**Tasks:**
1 - Reproduce the passage on spiritual gifts word for word, from "By Jim Boesch" to "the right time?".
2 - Write out the listing verbatim, from its first line to the line with "card-title: Notes — [160, 278, 180, 286]", including both of those lines.

**Passage given:**
By Jim Boesch
What if we helped men use their spiritual gifts?
How much more kingdom-building for Jesus could be accomplished in our local churches if we helped get the right men in the right places for the right reasons and at the right time?
How much more discipling could occur if we helped just one church leadership team focus on a spiritual-gifts ministry whose goal is to help believers get more engaged and equipped to be fruitful and fulfilled in meaningful places of service to and with others?
“You, my brothers, were called to be free. But do not use your freedom to indulge the sinful nature, rather, serve one another in love.”
What if the vision for this spiritual gifts ministry was to “glorify God and edify others?”
Our serving glorifies God because it is a form of worship.
“Therefore, I urge you, brothers and sisters, in view of God’s mercy, to offer your bodies as a living sacrifice, holy and pleasing to God—this is your true and proper worship.”
“If anyone speaks, they should do so as one who speaks the very words of God. If anyone serves, they should do so with the strength God provides, so that in all things God may be praised through Jesus Christ. To him be the glory and the power for ever and ever. Amen”

**Information shown:**
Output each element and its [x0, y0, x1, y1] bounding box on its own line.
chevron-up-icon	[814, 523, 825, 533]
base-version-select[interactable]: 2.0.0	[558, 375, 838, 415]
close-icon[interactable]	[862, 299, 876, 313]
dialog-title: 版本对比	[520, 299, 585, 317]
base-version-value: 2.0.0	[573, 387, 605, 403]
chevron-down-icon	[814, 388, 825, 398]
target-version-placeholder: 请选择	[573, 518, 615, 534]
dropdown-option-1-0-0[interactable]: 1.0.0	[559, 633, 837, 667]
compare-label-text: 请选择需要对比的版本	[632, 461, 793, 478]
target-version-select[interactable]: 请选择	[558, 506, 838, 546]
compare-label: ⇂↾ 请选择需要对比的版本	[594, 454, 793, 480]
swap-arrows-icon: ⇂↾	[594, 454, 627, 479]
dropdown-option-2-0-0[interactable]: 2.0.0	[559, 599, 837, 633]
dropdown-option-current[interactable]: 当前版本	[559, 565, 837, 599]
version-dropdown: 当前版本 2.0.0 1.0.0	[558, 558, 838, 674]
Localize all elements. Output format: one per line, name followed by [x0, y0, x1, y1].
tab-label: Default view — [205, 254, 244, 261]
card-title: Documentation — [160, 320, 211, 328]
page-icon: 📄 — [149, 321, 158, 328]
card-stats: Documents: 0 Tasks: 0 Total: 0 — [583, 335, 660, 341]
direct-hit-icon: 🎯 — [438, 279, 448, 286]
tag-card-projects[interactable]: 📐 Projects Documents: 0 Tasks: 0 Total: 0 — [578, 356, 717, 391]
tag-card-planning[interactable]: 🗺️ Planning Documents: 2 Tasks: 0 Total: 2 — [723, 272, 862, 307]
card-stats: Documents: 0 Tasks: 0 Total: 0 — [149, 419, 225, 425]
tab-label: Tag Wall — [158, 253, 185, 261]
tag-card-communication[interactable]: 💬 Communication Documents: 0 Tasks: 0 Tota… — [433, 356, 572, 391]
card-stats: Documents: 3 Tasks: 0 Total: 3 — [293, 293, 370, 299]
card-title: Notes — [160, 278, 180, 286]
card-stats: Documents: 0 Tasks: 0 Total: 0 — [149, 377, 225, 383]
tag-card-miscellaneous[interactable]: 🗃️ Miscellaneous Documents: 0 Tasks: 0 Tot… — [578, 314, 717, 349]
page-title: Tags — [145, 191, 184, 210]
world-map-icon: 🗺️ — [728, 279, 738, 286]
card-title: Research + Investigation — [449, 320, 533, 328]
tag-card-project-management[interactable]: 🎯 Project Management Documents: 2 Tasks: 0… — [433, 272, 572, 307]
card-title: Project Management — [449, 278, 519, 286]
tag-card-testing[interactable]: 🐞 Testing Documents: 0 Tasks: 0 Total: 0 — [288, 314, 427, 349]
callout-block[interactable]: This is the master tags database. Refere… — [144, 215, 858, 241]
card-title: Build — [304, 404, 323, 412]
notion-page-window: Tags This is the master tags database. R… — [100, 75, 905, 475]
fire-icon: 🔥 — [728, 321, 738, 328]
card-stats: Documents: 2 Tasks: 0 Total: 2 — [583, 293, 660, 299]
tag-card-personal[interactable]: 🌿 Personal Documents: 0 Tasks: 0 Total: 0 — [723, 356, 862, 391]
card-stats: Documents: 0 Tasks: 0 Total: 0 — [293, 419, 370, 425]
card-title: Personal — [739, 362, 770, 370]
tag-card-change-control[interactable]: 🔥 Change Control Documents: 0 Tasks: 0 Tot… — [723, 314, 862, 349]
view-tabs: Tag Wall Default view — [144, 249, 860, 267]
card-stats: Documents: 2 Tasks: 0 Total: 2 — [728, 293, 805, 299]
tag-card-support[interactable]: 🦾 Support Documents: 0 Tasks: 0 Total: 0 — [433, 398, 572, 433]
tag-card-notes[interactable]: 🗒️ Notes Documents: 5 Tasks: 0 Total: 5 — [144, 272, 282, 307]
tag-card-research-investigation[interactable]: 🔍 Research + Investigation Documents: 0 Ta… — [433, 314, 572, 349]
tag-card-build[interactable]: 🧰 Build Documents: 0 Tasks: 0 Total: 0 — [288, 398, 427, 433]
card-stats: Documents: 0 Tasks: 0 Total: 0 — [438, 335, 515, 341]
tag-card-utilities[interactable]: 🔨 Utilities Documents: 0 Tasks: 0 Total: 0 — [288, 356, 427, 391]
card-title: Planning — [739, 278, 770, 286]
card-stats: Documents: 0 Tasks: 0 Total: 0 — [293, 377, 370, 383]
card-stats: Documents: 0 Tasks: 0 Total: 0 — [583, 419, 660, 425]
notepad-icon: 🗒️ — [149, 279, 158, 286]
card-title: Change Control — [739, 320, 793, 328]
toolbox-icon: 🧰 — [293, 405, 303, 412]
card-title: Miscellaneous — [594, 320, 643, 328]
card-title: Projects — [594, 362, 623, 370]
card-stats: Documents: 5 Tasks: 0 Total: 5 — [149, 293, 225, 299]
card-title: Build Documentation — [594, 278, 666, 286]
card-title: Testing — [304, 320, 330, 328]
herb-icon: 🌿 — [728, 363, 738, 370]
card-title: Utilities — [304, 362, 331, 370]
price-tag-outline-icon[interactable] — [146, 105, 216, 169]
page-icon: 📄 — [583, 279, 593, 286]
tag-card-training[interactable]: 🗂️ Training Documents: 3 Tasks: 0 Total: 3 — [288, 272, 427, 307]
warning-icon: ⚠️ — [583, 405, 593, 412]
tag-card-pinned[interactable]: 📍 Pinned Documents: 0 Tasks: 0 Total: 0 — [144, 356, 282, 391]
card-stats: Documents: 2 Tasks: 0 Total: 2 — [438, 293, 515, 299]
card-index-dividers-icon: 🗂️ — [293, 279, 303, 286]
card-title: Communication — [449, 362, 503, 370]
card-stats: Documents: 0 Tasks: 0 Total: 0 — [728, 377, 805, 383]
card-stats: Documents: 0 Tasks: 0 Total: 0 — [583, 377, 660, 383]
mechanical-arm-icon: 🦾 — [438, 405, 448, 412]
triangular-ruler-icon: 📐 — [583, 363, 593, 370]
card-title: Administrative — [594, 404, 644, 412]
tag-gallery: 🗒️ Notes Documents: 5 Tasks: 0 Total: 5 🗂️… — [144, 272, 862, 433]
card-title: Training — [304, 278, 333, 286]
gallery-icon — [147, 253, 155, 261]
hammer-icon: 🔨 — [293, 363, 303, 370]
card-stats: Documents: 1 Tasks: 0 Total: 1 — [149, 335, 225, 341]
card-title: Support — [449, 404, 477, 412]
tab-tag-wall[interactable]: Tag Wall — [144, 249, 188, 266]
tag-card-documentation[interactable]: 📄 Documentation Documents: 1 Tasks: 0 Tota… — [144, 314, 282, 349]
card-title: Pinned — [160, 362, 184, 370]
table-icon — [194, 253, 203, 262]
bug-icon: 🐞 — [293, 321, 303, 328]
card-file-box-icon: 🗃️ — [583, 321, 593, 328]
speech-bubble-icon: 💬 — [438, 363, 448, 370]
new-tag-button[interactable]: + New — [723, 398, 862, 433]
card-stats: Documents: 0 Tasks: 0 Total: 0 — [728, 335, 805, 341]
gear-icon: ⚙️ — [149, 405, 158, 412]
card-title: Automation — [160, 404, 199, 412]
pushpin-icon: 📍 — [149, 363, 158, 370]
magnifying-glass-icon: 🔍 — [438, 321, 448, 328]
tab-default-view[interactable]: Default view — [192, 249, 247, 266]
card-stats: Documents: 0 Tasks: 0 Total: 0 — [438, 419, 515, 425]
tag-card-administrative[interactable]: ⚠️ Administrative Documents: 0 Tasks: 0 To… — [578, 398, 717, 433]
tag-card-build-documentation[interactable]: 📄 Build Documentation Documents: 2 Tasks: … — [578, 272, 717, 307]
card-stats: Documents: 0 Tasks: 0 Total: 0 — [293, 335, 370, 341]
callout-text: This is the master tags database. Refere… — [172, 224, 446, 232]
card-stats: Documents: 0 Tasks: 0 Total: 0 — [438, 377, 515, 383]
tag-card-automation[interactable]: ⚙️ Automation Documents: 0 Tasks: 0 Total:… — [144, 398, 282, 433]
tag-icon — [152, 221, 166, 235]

**Responses for each task:**
1 -
By Jim Boesch
What if we helped men use their spiritual gifts?
How much more kingdom-building for Jesus could be accomplished in our local churches if we helped get the right men in the right places for the right reasons and at the right time?

2 -
Output each element and its [x0, y0, x1, y1] bounding box on its own line.
chevron-up-icon	[814, 523, 825, 533]
base-version-select[interactable]: 2.0.0	[558, 375, 838, 415]
close-icon[interactable]	[862, 299, 876, 313]
dialog-title: 版本对比	[520, 299, 585, 317]
base-version-value: 2.0.0	[573, 387, 605, 403]
chevron-down-icon	[814, 388, 825, 398]
target-version-placeholder: 请选择	[573, 518, 615, 534]
dropdown-option-1-0-0[interactable]: 1.0.0	[559, 633, 837, 667]
compare-label-text: 请选择需要对比的版本	[632, 461, 793, 478]
target-version-select[interactable]: 请选择	[558, 506, 838, 546]
compare-label: ⇂↾ 请选择需要对比的版本	[594, 454, 793, 480]
swap-arrows-icon: ⇂↾	[594, 454, 627, 479]
dropdown-option-2-0-0[interactable]: 2.0.0	[559, 599, 837, 633]
dropdown-option-current[interactable]: 当前版本	[559, 565, 837, 599]
version-dropdown: 当前版本 2.0.0 1.0.0	[558, 558, 838, 674]
Localize all elements. Output format: one per line, name followed by [x0, y0, x1, y1].
tab-label: Default view — [205, 254, 244, 261]
card-title: Documentation — [160, 320, 211, 328]
page-icon: 📄 — [149, 321, 158, 328]
card-stats: Documents: 0 Tasks: 0 Total: 0 — [583, 335, 660, 341]
direct-hit-icon: 🎯 — [438, 279, 448, 286]
tag-card-projects[interactable]: 📐 Projects Documents: 0 Tasks: 0 Total: 0 — [578, 356, 717, 391]
tag-card-planning[interactable]: 🗺️ Planning Documents: 2 Tasks: 0 Total: 2 — [723, 272, 862, 307]
card-stats: Documents: 0 Tasks: 0 Total: 0 — [149, 419, 225, 425]
tab-label: Tag Wall — [158, 253, 185, 261]
tag-card-communication[interactable]: 💬 Communication Documents: 0 Tasks: 0 Tota… — [433, 356, 572, 391]
card-stats: Documents: 3 Tasks: 0 Total: 3 — [293, 293, 370, 299]
card-title: Notes — [160, 278, 180, 286]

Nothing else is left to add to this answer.